====== Provided records
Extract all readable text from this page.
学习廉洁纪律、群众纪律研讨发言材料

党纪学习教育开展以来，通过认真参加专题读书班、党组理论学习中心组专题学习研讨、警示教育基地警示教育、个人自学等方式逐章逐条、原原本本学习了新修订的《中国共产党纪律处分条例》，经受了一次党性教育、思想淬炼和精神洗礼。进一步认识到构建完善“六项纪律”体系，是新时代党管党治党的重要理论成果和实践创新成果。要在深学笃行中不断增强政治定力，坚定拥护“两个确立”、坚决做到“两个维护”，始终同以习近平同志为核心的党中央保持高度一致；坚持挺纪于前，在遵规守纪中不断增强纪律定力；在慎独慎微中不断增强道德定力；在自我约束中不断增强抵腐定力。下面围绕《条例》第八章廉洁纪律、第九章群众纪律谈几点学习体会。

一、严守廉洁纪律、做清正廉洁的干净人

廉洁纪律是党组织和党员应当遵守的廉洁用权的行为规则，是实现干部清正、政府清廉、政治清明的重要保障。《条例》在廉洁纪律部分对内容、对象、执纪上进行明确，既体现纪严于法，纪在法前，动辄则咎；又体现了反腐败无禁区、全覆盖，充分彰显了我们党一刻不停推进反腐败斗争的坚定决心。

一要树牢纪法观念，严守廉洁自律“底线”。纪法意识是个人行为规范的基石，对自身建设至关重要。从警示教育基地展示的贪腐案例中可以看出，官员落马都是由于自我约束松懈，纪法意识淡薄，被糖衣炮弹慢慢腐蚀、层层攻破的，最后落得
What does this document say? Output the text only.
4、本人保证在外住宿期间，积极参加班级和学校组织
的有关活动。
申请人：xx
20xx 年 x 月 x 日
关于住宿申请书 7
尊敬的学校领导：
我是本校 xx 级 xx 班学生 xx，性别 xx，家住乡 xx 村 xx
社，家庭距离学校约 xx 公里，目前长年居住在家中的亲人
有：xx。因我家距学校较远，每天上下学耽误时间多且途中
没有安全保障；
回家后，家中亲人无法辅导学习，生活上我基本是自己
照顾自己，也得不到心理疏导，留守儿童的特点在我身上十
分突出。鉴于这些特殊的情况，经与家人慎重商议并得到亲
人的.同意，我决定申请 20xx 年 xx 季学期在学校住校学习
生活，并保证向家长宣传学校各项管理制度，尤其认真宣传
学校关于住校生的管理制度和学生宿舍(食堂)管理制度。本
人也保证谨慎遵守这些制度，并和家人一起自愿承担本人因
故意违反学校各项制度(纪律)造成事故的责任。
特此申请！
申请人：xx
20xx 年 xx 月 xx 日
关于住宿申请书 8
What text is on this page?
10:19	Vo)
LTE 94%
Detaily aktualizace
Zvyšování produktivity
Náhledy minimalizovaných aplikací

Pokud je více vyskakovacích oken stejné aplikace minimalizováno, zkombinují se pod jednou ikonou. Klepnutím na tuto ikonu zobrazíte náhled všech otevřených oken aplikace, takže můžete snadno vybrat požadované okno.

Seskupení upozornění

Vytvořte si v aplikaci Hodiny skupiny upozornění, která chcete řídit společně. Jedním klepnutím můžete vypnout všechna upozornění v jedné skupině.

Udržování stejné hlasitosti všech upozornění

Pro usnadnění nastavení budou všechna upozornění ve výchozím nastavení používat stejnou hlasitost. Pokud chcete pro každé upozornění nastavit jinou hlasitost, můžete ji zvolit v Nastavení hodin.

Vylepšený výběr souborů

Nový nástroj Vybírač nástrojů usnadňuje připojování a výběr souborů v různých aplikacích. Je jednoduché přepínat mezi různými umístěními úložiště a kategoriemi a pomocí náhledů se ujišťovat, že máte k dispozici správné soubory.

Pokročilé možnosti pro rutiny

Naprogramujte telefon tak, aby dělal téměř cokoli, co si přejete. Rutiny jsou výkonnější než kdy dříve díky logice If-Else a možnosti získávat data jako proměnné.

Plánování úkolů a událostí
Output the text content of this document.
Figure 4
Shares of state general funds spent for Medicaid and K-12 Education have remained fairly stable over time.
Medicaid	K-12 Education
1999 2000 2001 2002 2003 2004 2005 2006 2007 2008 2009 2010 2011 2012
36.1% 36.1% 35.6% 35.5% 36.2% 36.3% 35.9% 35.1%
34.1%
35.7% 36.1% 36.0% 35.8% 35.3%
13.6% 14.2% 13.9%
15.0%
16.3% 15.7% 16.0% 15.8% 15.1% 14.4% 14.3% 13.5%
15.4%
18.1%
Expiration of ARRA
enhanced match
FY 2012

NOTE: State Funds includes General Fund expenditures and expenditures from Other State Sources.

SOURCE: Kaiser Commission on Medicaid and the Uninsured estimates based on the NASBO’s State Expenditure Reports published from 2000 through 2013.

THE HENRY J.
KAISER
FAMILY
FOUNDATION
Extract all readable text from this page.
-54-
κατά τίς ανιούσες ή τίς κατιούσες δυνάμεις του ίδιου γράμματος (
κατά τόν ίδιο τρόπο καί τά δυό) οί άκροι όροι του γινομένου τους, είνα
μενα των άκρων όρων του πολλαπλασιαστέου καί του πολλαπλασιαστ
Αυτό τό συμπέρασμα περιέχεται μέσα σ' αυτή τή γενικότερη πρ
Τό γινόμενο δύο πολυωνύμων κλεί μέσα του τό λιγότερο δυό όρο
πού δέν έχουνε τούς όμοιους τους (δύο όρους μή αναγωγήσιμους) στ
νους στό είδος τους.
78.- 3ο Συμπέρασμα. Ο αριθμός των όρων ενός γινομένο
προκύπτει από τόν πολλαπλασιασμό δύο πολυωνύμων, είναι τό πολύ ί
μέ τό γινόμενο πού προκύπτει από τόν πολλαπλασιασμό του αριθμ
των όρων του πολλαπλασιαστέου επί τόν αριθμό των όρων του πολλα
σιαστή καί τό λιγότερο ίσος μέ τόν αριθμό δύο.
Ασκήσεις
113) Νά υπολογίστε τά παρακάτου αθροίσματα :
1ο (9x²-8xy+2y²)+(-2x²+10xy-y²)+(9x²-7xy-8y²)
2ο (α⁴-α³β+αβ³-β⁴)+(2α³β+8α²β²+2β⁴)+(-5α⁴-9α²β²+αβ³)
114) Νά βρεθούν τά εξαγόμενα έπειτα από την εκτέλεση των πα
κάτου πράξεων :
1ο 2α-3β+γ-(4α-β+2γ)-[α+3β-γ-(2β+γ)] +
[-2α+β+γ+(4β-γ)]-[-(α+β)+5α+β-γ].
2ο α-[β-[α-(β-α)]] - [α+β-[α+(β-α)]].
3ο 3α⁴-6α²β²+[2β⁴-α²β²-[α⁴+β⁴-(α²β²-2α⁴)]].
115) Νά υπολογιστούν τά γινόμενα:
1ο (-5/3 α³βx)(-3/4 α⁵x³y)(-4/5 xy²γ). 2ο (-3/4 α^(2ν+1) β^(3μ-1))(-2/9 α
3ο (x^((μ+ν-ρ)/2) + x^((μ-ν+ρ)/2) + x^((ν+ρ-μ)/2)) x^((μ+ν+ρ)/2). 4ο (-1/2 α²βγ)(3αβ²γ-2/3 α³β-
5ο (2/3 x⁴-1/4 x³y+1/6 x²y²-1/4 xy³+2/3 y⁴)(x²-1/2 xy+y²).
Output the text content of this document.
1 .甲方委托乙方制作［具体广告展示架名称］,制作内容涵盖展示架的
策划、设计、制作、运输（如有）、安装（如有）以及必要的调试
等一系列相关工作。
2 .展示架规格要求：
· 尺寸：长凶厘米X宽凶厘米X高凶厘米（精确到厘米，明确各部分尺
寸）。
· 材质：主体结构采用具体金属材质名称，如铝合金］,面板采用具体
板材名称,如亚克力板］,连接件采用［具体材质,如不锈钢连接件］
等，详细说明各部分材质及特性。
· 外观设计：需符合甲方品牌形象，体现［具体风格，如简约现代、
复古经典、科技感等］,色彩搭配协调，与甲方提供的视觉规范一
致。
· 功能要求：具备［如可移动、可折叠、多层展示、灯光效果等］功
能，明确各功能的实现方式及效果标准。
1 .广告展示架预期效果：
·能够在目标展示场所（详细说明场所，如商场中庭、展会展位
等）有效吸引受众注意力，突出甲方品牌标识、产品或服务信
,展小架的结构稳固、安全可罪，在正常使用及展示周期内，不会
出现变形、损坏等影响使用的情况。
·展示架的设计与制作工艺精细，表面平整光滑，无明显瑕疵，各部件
============
> [Your goal]
Identify each line of the material where the word "Pokud" shows up, and copy it.

> [Expected answer]
Pokud je více vyskakovacích oken stejné aplikace minimalizováno, zkombinují se pod jednou ikonou. Klepnutím na tuto ikonu zobrazíte náhled všech otevřených oken aplikace, takže můžete snadno vybrat požadované okno.
Pro usnadnění nastavení budou všechna upozornění ve výchozím nastavení používat stejnou hlasitost. Pokud chcete pro každé upozornění nastavit jinou hlasitost, můžete ji zvolit v Nastavení hodin.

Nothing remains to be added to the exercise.